*Directions for this task:*
Scan each line of the records for the word "views" and extract the ones that have it.

---- Excerpted records

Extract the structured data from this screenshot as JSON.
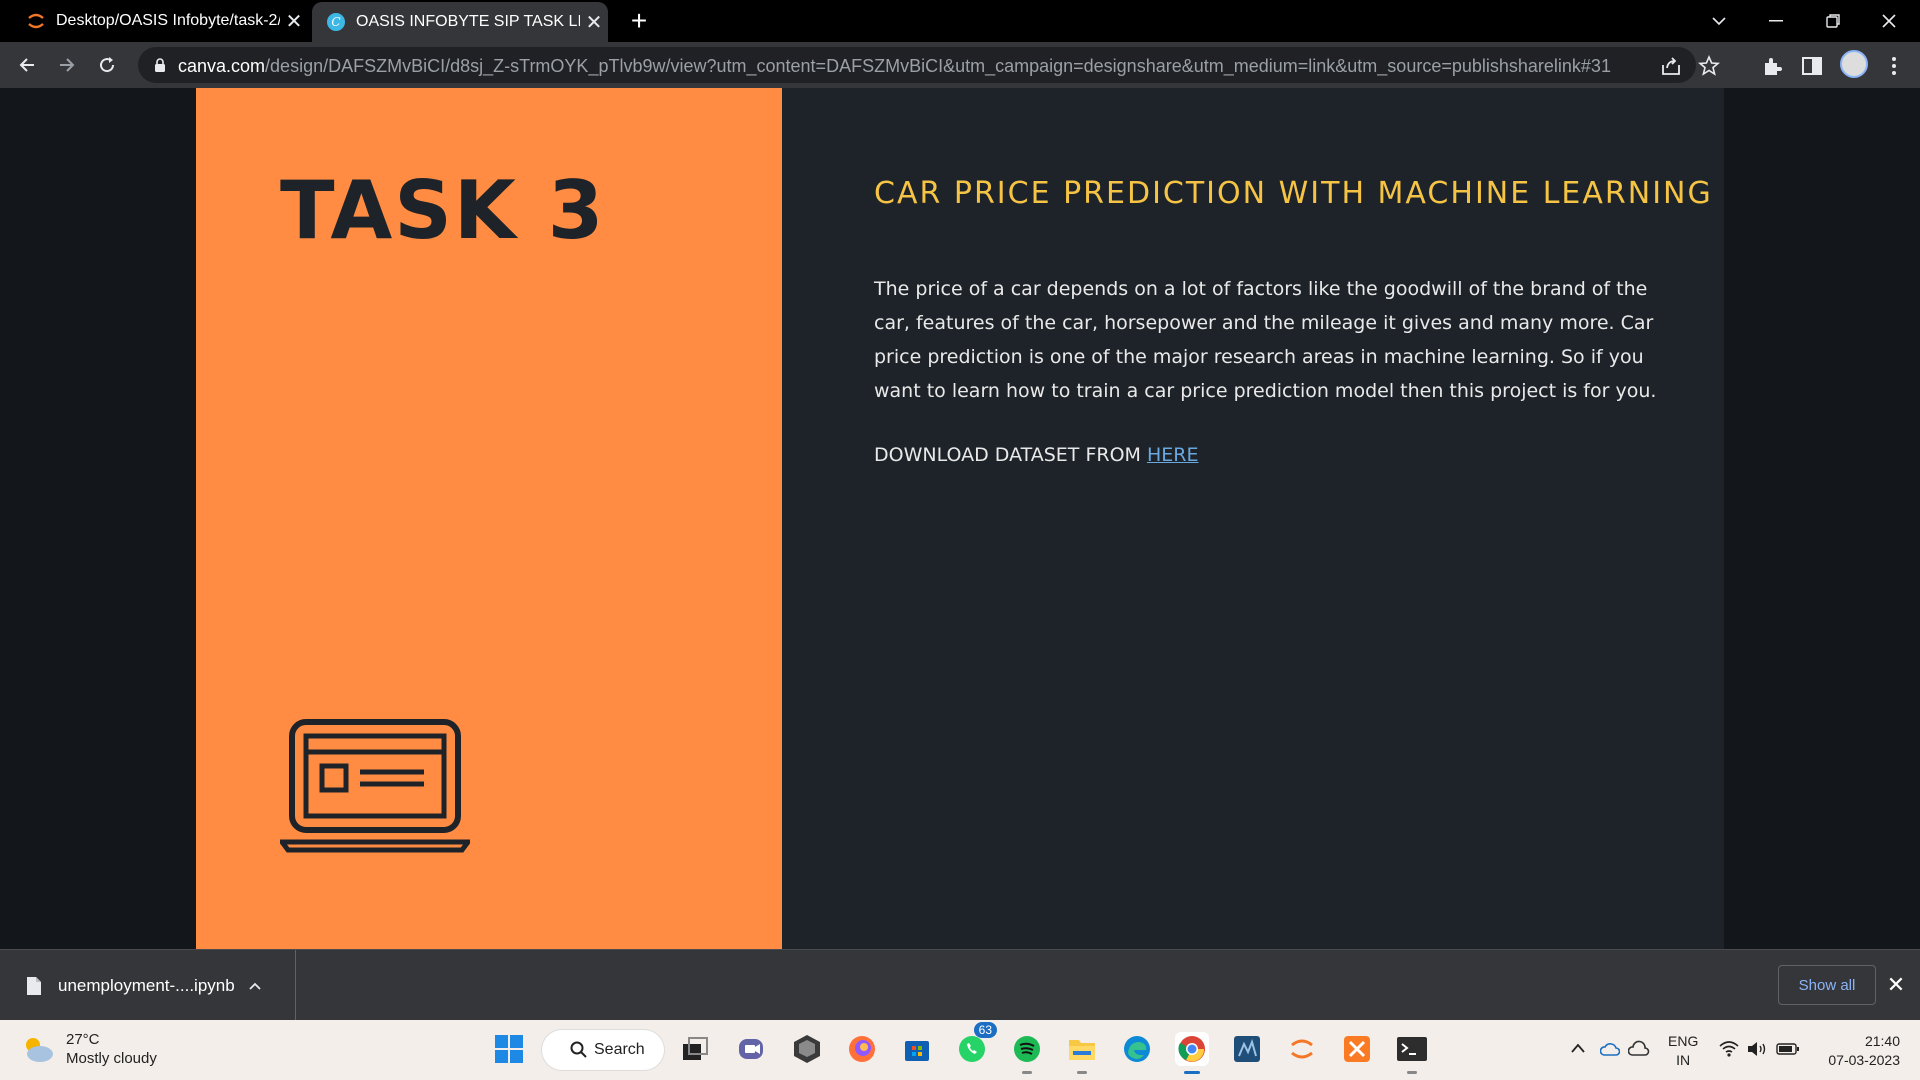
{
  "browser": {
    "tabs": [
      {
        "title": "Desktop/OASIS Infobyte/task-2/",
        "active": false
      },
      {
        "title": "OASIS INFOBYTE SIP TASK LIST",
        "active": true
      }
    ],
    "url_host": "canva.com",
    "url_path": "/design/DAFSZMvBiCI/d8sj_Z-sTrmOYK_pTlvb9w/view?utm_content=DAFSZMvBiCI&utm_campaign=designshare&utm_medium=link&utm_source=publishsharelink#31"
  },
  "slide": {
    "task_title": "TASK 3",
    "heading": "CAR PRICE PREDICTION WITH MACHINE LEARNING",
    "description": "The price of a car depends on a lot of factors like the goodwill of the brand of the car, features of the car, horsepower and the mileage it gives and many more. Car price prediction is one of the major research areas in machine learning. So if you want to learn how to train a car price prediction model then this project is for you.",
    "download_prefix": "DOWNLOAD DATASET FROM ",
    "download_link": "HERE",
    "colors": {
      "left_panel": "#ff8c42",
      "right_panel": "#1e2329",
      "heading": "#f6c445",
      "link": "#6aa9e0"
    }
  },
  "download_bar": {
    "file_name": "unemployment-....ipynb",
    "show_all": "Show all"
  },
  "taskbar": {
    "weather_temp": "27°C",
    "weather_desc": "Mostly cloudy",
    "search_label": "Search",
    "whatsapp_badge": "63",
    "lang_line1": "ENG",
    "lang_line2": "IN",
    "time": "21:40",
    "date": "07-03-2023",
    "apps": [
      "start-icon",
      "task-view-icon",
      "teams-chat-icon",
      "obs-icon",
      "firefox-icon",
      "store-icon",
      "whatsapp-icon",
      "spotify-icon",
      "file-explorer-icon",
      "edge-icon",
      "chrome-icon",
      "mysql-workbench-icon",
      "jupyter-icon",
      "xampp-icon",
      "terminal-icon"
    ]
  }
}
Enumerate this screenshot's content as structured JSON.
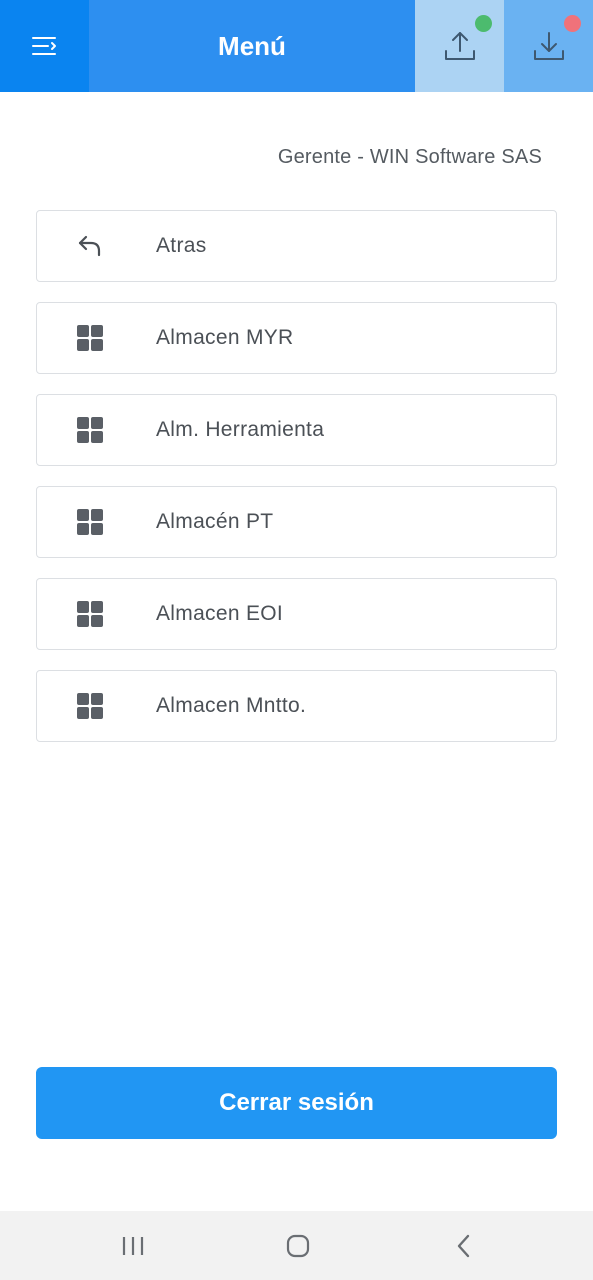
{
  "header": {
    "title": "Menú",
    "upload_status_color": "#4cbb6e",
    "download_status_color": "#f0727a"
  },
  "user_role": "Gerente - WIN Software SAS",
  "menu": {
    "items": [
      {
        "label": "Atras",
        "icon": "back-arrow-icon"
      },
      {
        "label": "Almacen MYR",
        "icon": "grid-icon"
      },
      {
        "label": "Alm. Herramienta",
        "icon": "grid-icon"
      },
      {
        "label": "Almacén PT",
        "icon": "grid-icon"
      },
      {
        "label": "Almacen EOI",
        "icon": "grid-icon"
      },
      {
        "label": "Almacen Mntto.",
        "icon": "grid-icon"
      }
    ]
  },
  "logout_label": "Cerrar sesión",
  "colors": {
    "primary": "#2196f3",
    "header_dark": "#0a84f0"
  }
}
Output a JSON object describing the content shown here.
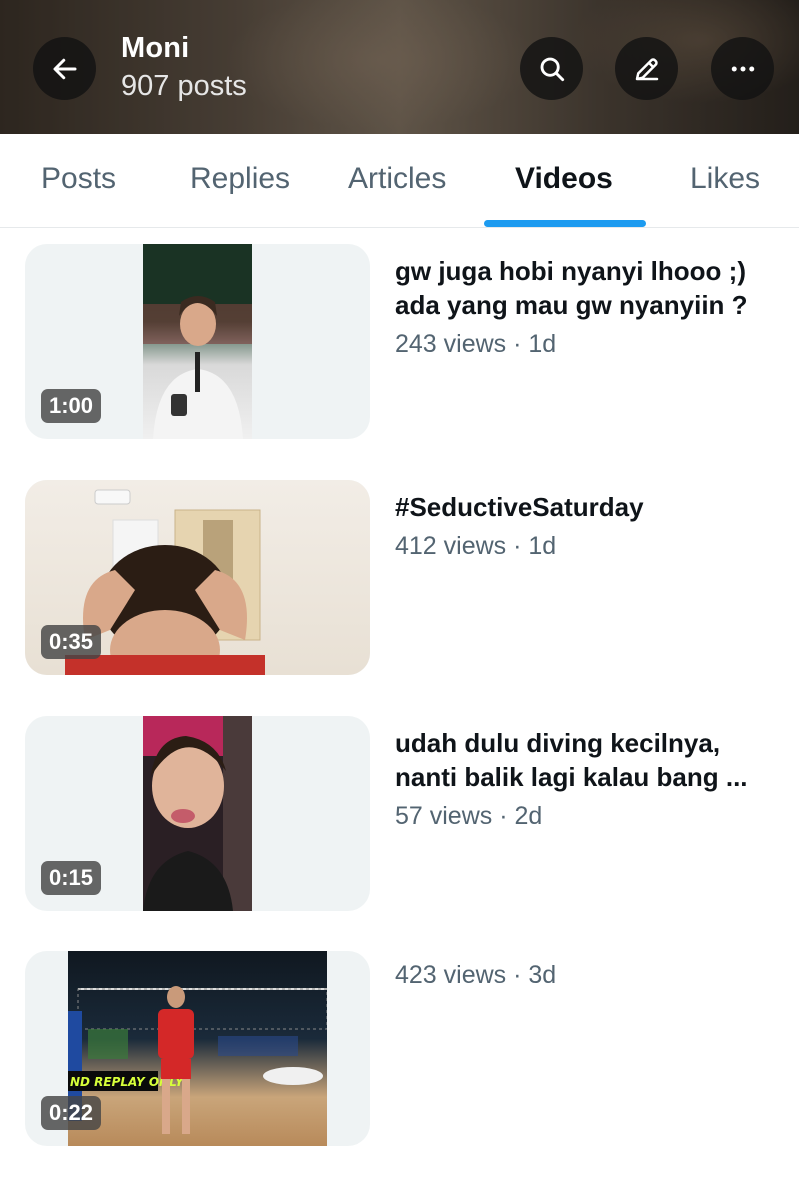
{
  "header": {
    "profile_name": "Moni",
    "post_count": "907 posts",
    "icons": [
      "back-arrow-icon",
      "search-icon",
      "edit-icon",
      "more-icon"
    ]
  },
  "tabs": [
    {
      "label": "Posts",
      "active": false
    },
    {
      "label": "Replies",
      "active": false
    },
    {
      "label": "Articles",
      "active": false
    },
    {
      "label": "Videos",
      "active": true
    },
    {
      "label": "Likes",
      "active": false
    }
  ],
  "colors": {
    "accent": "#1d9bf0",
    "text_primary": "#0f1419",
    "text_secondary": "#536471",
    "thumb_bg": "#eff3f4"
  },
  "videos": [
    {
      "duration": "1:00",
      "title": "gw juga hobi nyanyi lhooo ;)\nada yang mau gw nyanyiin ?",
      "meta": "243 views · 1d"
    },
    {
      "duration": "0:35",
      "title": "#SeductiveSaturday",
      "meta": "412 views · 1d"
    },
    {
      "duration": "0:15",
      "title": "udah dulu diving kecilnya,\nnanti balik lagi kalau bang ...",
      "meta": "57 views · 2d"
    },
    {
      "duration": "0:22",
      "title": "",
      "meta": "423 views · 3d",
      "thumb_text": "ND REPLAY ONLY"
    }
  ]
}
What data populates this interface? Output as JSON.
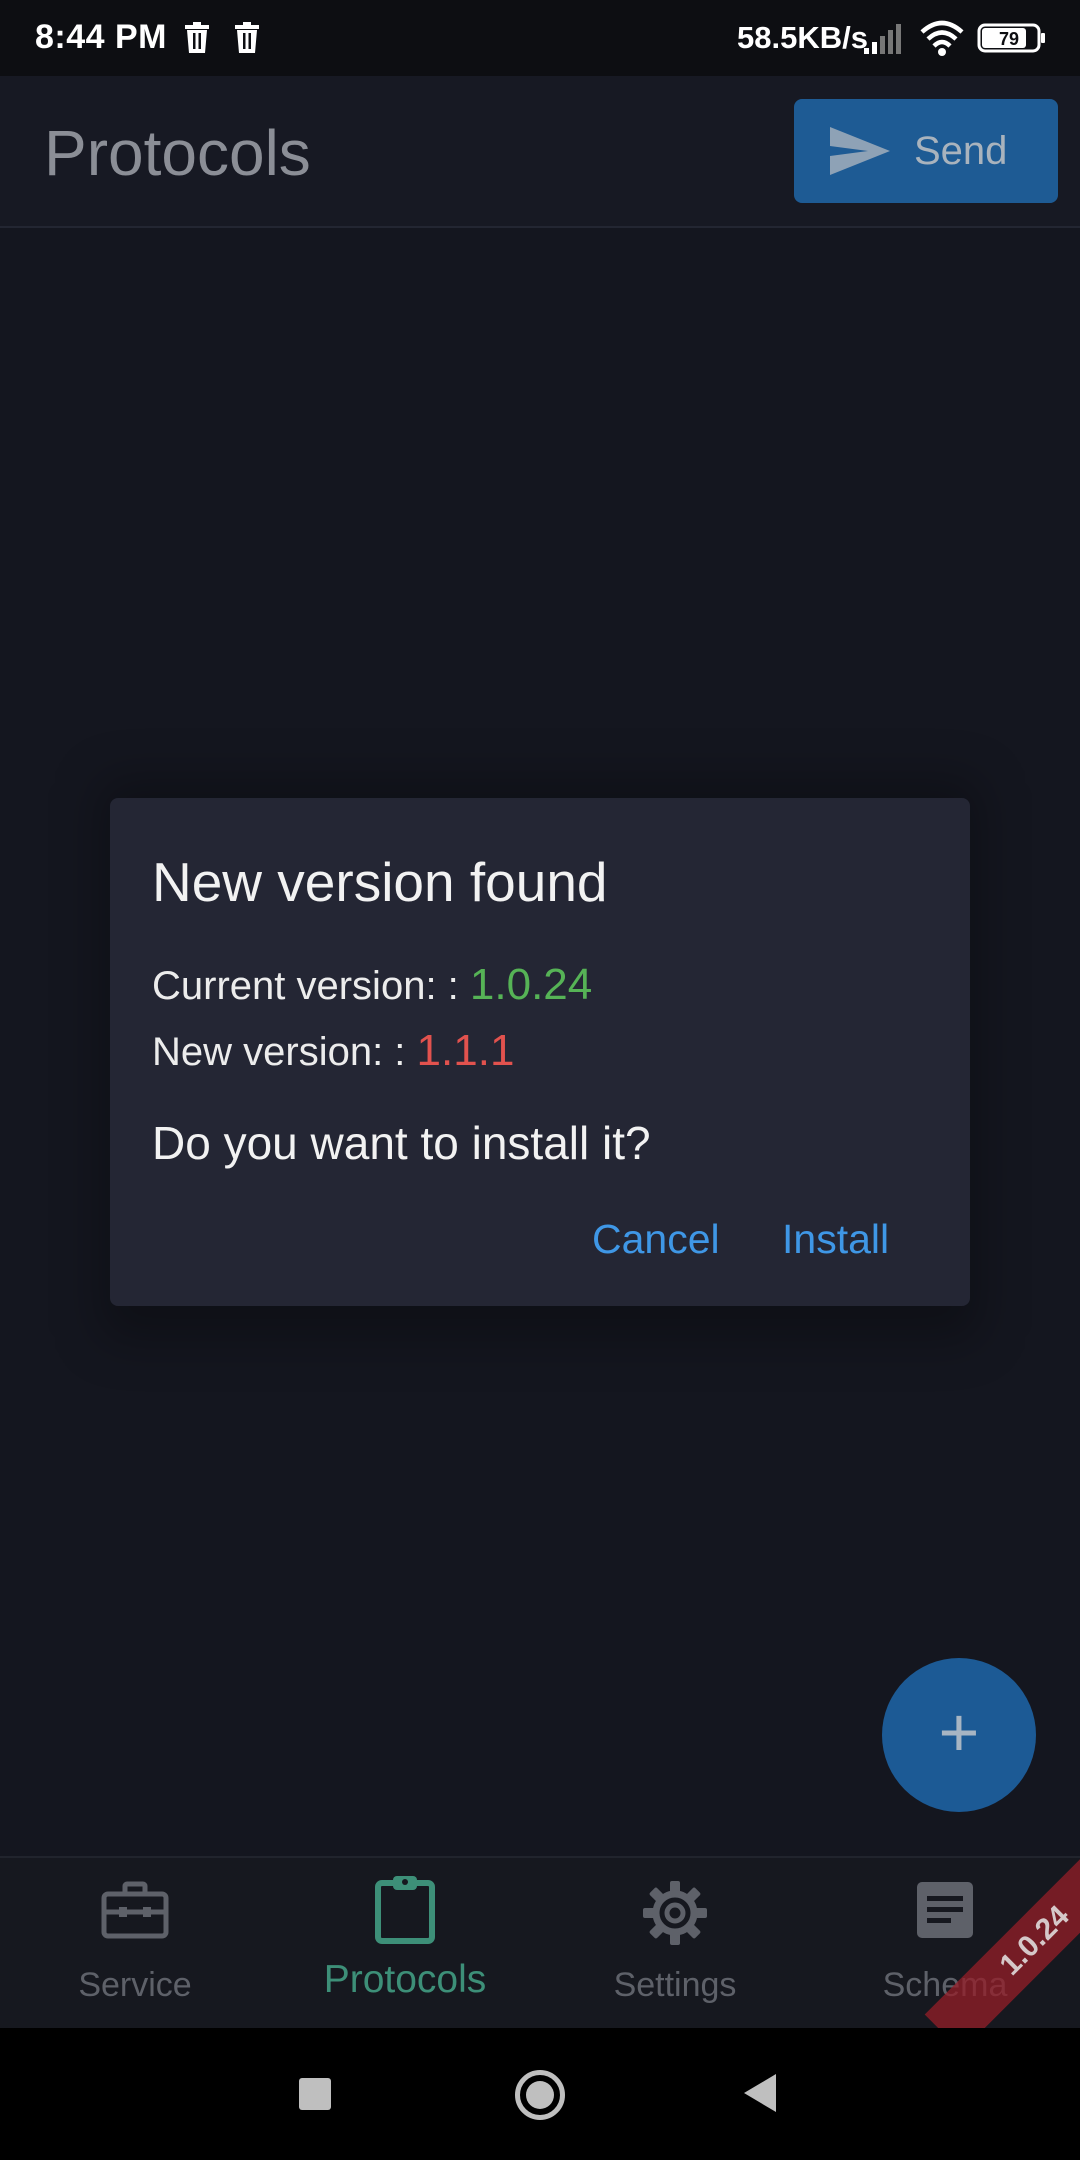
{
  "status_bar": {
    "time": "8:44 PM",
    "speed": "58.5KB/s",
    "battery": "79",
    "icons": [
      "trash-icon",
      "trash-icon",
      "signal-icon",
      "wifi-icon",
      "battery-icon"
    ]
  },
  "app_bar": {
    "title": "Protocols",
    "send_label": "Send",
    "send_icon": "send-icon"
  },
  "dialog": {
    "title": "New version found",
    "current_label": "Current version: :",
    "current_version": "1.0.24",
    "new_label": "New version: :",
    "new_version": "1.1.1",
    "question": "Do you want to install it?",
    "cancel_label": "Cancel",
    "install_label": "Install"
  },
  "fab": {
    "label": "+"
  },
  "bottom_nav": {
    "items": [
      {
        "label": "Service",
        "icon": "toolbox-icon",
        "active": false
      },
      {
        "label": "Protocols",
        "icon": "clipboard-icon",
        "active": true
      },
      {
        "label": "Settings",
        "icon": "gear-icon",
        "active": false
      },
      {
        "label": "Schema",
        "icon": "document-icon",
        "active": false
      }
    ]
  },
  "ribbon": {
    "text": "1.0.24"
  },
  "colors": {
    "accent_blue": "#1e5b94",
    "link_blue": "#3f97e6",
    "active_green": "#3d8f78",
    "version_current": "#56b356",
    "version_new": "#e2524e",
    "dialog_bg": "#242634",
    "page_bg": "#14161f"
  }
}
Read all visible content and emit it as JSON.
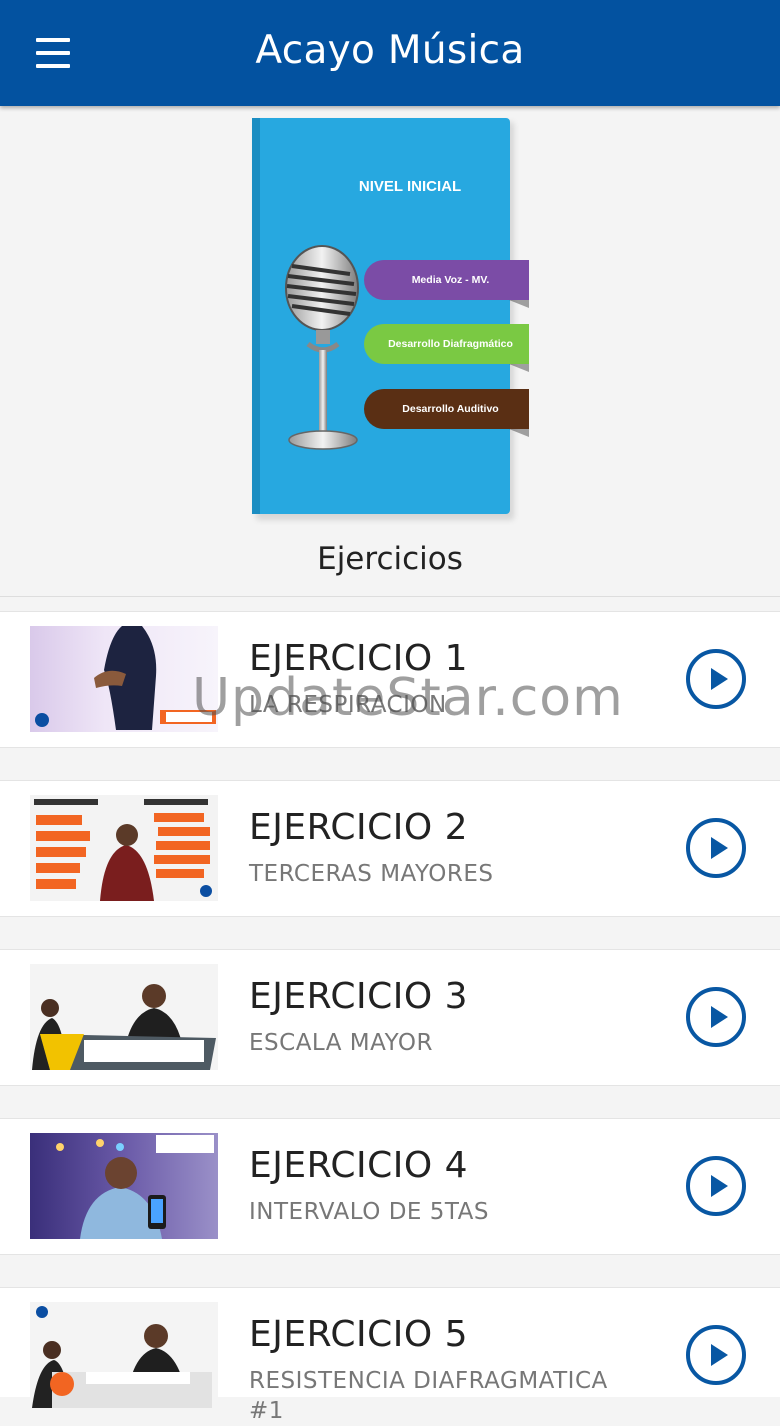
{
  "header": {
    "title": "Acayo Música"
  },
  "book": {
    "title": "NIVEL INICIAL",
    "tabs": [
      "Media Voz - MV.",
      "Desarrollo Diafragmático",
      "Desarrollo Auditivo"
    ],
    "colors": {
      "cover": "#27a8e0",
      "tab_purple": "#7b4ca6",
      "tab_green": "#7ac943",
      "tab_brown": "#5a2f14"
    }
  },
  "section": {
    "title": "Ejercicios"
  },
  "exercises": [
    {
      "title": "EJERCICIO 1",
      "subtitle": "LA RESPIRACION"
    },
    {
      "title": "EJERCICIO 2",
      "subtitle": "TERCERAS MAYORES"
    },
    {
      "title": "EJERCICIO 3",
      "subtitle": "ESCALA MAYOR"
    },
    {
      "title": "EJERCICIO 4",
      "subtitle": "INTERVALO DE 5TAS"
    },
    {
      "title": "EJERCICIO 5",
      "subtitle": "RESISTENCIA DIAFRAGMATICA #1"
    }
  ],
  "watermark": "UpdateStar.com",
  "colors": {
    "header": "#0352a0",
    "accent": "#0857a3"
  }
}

--------

*Worked solution:*
      "meta": "243 views · 1d"
      "meta": "412 views · 1d"
      "meta": "57 views · 2d"
      "meta": "423 views · 3d",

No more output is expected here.